EXERCISE OBJECTIVE:
Each line of the data below holding the word "hora" must be copied.

DATA EXTRACT:
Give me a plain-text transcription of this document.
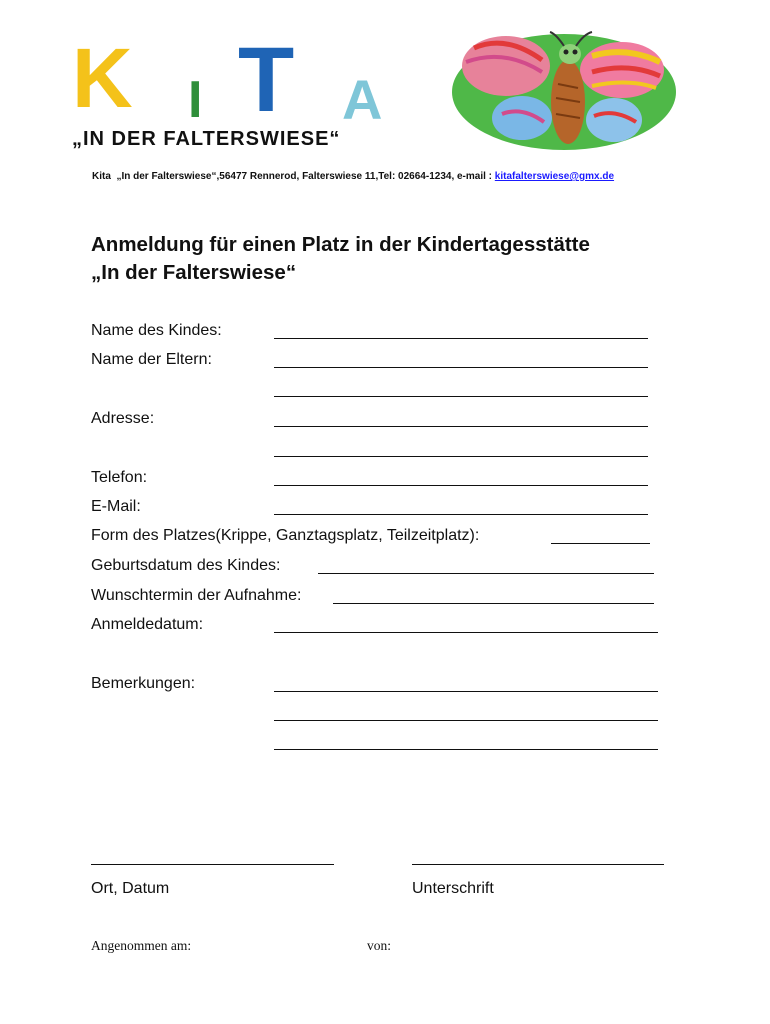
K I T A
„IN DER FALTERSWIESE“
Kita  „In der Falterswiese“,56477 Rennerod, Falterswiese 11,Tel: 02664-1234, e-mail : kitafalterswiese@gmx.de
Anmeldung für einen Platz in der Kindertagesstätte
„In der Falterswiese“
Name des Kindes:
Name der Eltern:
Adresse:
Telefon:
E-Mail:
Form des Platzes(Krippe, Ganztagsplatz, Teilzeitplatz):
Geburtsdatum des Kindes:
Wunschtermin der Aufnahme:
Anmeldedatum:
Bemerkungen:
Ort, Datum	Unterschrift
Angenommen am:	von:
---
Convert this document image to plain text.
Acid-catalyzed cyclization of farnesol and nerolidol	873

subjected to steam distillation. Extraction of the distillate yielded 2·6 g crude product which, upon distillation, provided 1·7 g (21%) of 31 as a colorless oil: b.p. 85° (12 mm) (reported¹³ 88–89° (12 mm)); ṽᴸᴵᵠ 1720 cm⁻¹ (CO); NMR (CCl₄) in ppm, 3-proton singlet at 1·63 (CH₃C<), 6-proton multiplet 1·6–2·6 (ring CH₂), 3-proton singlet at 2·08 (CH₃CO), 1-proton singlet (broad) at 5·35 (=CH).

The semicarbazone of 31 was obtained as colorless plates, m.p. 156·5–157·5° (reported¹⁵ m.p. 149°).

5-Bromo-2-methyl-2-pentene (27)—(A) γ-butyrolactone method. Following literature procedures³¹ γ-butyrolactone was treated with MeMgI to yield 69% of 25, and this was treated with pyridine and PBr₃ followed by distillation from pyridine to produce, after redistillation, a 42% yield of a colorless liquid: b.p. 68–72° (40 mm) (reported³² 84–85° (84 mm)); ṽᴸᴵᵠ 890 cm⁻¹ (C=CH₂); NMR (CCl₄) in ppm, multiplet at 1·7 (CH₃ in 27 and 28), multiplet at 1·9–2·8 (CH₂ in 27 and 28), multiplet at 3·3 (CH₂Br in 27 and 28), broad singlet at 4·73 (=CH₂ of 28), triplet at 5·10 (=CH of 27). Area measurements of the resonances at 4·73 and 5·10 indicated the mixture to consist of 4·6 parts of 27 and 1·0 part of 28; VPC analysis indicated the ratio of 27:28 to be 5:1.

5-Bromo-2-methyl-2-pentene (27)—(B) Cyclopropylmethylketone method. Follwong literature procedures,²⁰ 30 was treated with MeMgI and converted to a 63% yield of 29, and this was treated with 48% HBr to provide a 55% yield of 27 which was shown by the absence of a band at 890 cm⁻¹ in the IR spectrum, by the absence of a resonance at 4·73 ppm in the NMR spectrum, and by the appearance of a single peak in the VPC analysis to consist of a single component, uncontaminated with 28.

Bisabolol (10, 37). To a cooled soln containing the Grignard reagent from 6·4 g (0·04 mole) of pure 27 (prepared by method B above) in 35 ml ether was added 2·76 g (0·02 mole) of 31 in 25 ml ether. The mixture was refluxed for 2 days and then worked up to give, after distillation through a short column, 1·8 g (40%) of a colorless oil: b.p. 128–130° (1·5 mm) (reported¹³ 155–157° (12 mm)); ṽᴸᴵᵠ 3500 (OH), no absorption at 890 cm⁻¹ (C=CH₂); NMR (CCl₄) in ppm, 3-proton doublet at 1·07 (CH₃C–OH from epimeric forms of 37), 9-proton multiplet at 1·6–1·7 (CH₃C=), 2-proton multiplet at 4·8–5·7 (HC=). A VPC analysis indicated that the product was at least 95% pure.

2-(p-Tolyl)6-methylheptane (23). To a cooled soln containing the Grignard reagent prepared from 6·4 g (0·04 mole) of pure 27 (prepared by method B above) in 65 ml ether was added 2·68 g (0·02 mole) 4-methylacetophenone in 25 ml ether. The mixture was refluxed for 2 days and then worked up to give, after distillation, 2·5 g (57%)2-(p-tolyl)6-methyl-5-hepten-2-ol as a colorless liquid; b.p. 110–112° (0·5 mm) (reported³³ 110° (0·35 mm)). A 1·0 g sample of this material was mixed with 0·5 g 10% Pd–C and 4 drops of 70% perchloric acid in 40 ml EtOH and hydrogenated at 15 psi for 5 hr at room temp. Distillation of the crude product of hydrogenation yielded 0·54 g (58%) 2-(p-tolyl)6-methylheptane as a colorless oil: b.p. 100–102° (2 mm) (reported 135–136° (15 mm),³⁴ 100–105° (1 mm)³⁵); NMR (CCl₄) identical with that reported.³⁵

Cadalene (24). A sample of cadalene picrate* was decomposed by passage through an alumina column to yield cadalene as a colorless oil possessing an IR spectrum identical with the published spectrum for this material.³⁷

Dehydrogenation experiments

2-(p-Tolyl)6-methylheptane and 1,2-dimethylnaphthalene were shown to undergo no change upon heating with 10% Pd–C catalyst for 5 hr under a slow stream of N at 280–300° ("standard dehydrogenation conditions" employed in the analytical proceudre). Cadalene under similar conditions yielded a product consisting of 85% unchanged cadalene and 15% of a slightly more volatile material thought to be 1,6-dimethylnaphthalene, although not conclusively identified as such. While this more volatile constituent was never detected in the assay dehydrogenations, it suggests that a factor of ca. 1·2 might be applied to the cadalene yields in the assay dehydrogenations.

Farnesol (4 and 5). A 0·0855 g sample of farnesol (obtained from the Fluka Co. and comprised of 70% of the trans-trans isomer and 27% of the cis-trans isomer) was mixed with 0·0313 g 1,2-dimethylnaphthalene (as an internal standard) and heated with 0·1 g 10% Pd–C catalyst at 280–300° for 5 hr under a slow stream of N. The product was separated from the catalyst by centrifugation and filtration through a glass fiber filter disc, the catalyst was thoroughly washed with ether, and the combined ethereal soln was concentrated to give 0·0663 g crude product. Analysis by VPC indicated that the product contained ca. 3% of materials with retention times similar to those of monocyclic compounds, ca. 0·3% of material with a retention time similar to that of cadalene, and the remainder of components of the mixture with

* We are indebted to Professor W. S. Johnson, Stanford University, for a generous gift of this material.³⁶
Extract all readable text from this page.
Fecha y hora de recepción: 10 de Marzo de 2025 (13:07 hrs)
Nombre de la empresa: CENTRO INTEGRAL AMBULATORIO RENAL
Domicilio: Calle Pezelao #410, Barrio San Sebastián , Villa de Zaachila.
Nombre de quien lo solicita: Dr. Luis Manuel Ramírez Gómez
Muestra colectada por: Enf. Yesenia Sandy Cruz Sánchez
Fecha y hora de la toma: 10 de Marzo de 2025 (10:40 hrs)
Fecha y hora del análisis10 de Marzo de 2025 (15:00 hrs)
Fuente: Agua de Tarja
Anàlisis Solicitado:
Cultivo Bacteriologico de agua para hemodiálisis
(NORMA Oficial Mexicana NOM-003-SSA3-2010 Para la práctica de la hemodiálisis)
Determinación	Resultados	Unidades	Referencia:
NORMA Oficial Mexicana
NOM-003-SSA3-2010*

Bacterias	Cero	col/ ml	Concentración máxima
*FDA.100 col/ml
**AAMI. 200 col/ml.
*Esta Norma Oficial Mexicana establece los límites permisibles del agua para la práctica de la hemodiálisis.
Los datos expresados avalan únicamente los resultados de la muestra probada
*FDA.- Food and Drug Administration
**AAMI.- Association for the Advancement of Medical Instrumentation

RESPONSE BOX:
Fecha y hora de recepción: 10 de Marzo de 2025 (13:07 hrs)
Fecha y hora de la toma: 10 de Marzo de 2025 (10:40 hrs)
Fecha y hora del análisis10 de Marzo de 2025 (15:00 hrs)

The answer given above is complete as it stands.